### Provided data

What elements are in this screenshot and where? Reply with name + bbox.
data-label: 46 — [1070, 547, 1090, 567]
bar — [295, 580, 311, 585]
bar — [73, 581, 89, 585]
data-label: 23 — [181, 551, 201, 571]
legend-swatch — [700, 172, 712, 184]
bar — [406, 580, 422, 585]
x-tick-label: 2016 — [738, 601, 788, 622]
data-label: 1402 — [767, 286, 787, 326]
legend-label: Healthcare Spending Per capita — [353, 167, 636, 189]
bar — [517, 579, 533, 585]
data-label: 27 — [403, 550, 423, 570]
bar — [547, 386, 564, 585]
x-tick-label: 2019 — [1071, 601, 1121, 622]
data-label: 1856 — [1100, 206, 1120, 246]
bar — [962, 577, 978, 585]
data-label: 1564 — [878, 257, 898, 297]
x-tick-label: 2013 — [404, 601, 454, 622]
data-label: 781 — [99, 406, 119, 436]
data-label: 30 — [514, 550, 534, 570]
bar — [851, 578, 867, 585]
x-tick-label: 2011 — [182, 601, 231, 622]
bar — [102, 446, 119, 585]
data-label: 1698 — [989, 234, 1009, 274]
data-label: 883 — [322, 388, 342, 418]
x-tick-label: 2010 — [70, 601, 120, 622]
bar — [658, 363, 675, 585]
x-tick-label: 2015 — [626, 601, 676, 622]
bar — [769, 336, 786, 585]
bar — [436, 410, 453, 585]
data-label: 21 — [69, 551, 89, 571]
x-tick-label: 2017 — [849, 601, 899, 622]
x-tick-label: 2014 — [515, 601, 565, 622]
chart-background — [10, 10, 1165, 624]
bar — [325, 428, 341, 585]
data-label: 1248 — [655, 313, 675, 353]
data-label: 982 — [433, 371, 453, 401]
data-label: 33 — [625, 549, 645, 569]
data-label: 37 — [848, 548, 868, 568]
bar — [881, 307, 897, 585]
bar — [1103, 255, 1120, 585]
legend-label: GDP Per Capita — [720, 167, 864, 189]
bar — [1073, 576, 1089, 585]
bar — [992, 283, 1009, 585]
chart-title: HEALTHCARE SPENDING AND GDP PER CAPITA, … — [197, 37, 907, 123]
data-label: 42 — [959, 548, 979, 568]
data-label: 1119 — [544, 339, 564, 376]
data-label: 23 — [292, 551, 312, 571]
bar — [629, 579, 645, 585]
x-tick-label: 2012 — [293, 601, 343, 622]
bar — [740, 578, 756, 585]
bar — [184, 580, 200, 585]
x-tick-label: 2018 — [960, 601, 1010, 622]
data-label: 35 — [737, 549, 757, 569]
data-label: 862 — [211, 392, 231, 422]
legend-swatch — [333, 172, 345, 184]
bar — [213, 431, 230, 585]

### Your objective
Copy every line of the items above verbatim, keeping each line's wording, numbers and order unchanged.

### Completed task
What elements are in this screenshot and where? Reply with name + bbox.
data-label: 46 — [1070, 547, 1090, 567]
bar — [295, 580, 311, 585]
bar — [73, 581, 89, 585]
data-label: 23 — [181, 551, 201, 571]
legend-swatch — [700, 172, 712, 184]
bar — [406, 580, 422, 585]
x-tick-label: 2016 — [738, 601, 788, 622]
data-label: 1402 — [767, 286, 787, 326]
legend-label: Healthcare Spending Per capita — [353, 167, 636, 189]
bar — [517, 579, 533, 585]
data-label: 27 — [403, 550, 423, 570]
bar — [547, 386, 564, 585]
x-tick-label: 2019 — [1071, 601, 1121, 622]
data-label: 1856 — [1100, 206, 1120, 246]
bar — [962, 577, 978, 585]
data-label: 1564 — [878, 257, 898, 297]
x-tick-label: 2013 — [404, 601, 454, 622]
data-label: 781 — [99, 406, 119, 436]
data-label: 30 — [514, 550, 534, 570]
bar — [851, 578, 867, 585]
x-tick-label: 2011 — [182, 601, 231, 622]
bar — [102, 446, 119, 585]
data-label: 1698 — [989, 234, 1009, 274]
data-label: 883 — [322, 388, 342, 418]
x-tick-label: 2010 — [70, 601, 120, 622]
bar — [658, 363, 675, 585]
x-tick-label: 2015 — [626, 601, 676, 622]
bar — [769, 336, 786, 585]
bar — [436, 410, 453, 585]
data-label: 21 — [69, 551, 89, 571]
x-tick-label: 2017 — [849, 601, 899, 622]
x-tick-label: 2014 — [515, 601, 565, 622]
chart-background — [10, 10, 1165, 624]
bar — [325, 428, 341, 585]
data-label: 1248 — [655, 313, 675, 353]
data-label: 982 — [433, 371, 453, 401]
data-label: 33 — [625, 549, 645, 569]
data-label: 37 — [848, 548, 868, 568]
bar — [881, 307, 897, 585]
bar — [1103, 255, 1120, 585]
legend-label: GDP Per Capita — [720, 167, 864, 189]
bar — [1073, 576, 1089, 585]
bar — [992, 283, 1009, 585]
chart-title: HEALTHCARE SPENDING AND GDP PER CAPITA, … — [197, 37, 907, 123]
data-label: 42 — [959, 548, 979, 568]
data-label: 1119 — [544, 339, 564, 376]
data-label: 23 — [292, 551, 312, 571]
bar — [629, 579, 645, 585]
x-tick-label: 2012 — [293, 601, 343, 622]
bar — [740, 578, 756, 585]
bar — [184, 580, 200, 585]
x-tick-label: 2018 — [960, 601, 1010, 622]
data-label: 35 — [737, 549, 757, 569]
data-label: 862 — [211, 392, 231, 422]
legend-swatch — [333, 172, 345, 184]
bar — [213, 431, 230, 585]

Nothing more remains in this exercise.